** start Information shown **
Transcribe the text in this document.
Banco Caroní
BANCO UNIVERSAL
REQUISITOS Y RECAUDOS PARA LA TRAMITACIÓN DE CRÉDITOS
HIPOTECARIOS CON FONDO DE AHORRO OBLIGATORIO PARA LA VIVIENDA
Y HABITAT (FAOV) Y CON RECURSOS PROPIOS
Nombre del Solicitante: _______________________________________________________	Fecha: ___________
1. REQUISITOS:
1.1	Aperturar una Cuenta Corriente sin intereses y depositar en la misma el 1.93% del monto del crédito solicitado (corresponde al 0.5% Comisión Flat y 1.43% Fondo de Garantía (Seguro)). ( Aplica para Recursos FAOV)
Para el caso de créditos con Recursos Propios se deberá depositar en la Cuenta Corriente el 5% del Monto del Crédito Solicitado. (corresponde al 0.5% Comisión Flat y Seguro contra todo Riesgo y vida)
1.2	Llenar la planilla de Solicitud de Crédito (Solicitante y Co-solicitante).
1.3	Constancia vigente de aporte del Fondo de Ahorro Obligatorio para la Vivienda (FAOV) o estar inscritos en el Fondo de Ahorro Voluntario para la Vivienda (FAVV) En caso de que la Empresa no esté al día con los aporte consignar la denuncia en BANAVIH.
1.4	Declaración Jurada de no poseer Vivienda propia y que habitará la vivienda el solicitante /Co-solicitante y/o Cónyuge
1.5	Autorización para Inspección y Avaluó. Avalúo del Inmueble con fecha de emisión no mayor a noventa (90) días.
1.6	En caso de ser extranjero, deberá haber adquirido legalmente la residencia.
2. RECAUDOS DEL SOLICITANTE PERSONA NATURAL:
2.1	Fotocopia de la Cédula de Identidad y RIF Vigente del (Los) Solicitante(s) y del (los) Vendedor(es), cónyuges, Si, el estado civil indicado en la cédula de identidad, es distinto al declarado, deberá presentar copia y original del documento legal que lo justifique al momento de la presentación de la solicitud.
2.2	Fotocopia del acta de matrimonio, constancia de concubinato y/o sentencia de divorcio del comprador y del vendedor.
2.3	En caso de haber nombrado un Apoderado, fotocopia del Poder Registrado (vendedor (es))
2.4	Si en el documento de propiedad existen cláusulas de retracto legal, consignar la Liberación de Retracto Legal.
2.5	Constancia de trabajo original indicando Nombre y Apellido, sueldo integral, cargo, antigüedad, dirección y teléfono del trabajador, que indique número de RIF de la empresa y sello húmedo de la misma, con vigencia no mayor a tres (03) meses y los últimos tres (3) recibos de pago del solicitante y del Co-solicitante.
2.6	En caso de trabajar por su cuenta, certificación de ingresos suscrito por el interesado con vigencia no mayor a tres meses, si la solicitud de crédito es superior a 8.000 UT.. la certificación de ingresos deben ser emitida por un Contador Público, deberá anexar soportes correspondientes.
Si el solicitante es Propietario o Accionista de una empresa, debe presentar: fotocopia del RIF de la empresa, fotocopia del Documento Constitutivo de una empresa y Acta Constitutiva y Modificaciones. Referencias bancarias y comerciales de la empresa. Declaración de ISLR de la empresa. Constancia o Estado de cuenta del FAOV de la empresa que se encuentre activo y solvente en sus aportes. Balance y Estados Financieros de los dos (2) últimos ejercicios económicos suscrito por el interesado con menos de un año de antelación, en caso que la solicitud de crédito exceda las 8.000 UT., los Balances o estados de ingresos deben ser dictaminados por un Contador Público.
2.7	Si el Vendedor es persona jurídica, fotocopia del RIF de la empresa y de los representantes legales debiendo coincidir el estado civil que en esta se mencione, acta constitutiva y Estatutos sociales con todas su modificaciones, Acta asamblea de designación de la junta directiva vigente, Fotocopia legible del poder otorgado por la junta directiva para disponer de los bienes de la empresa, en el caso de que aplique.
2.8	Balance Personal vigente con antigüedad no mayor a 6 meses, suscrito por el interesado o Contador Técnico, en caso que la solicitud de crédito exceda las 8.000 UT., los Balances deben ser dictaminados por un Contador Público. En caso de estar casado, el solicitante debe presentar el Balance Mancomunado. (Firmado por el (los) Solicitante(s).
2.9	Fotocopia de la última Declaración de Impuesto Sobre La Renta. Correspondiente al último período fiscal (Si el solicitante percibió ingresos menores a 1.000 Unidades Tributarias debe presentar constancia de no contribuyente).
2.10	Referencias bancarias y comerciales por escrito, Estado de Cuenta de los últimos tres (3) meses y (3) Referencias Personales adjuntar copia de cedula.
** end Information shown **
- Directions -
Copy every record exactly as presented.

- Exercise solution -
Transcribe the text in this document.
Banco Caroní
BANCO UNIVERSAL
REQUISITOS Y RECAUDOS PARA LA TRAMITACIÓN DE CRÉDITOS
HIPOTECARIOS CON FONDO DE AHORRO OBLIGATORIO PARA LA VIVIENDA
Y HABITAT (FAOV) Y CON RECURSOS PROPIOS
Nombre del Solicitante: _______________________________________________________	Fecha: ___________
1. REQUISITOS:
1.1	Aperturar una Cuenta Corriente sin intereses y depositar en la misma el 1.93% del monto del crédito solicitado (corresponde al 0.5% Comisión Flat y 1.43% Fondo de Garantía (Seguro)). ( Aplica para Recursos FAOV)
Para el caso de créditos con Recursos Propios se deberá depositar en la Cuenta Corriente el 5% del Monto del Crédito Solicitado. (corresponde al 0.5% Comisión Flat y Seguro contra todo Riesgo y vida)
1.2	Llenar la planilla de Solicitud de Crédito (Solicitante y Co-solicitante).
1.3	Constancia vigente de aporte del Fondo de Ahorro Obligatorio para la Vivienda (FAOV) o estar inscritos en el Fondo de Ahorro Voluntario para la Vivienda (FAVV) En caso de que la Empresa no esté al día con los aporte consignar la denuncia en BANAVIH.
1.4	Declaración Jurada de no poseer Vivienda propia y que habitará la vivienda el solicitante /Co-solicitante y/o Cónyuge
1.5	Autorización para Inspección y Avaluó. Avalúo del Inmueble con fecha de emisión no mayor a noventa (90) días.
1.6	En caso de ser extranjero, deberá haber adquirido legalmente la residencia.
2. RECAUDOS DEL SOLICITANTE PERSONA NATURAL:
2.1	Fotocopia de la Cédula de Identidad y RIF Vigente del (Los) Solicitante(s) y del (los) Vendedor(es), cónyuges, Si, el estado civil indicado en la cédula de identidad, es distinto al declarado, deberá presentar copia y original del documento legal que lo justifique al momento de la presentación de la solicitud.
2.2	Fotocopia del acta de matrimonio, constancia de concubinato y/o sentencia de divorcio del comprador y del vendedor.
2.3	En caso de haber nombrado un Apoderado, fotocopia del Poder Registrado (vendedor (es))
2.4	Si en el documento de propiedad existen cláusulas de retracto legal, consignar la Liberación de Retracto Legal.
2.5	Constancia de trabajo original indicando Nombre y Apellido, sueldo integral, cargo, antigüedad, dirección y teléfono del trabajador, que indique número de RIF de la empresa y sello húmedo de la misma, con vigencia no mayor a tres (03) meses y los últimos tres (3) recibos de pago del solicitante y del Co-solicitante.
2.6	En caso de trabajar por su cuenta, certificación de ingresos suscrito por el interesado con vigencia no mayor a tres meses, si la solicitud de crédito es superior a 8.000 UT.. la certificación de ingresos deben ser emitida por un Contador Público, deberá anexar soportes correspondientes.
Si el solicitante es Propietario o Accionista de una empresa, debe presentar: fotocopia del RIF de la empresa, fotocopia del Documento Constitutivo de una empresa y Acta Constitutiva y Modificaciones. Referencias bancarias y comerciales de la empresa. Declaración de ISLR de la empresa. Constancia o Estado de cuenta del FAOV de la empresa que se encuentre activo y solvente en sus aportes. Balance y Estados Financieros de los dos (2) últimos ejercicios económicos suscrito por el interesado con menos de un año de antelación, en caso que la solicitud de crédito exceda las 8.000 UT., los Balances o estados de ingresos deben ser dictaminados por un Contador Público.
2.7	Si el Vendedor es persona jurídica, fotocopia del RIF de la empresa y de los representantes legales debiendo coincidir el estado civil que en esta se mencione, acta constitutiva y Estatutos sociales con todas su modificaciones, Acta asamblea de designación de la junta directiva vigente, Fotocopia legible del poder otorgado por la junta directiva para disponer de los bienes de la empresa, en el caso de que aplique.
2.8	Balance Personal vigente con antigüedad no mayor a 6 meses, suscrito por el interesado o Contador Técnico, en caso que la solicitud de crédito exceda las 8.000 UT., los Balances deben ser dictaminados por un Contador Público. En caso de estar casado, el solicitante debe presentar el Balance Mancomunado. (Firmado por el (los) Solicitante(s).
2.9	Fotocopia de la última Declaración de Impuesto Sobre La Renta. Correspondiente al último período fiscal (Si el solicitante percibió ingresos menores a 1.000 Unidades Tributarias debe presentar constancia de no contribuyente).
2.10	Referencias bancarias y comerciales por escrito, Estado de Cuenta de los últimos tres (3) meses y (3) Referencias Personales adjuntar copia de cedula.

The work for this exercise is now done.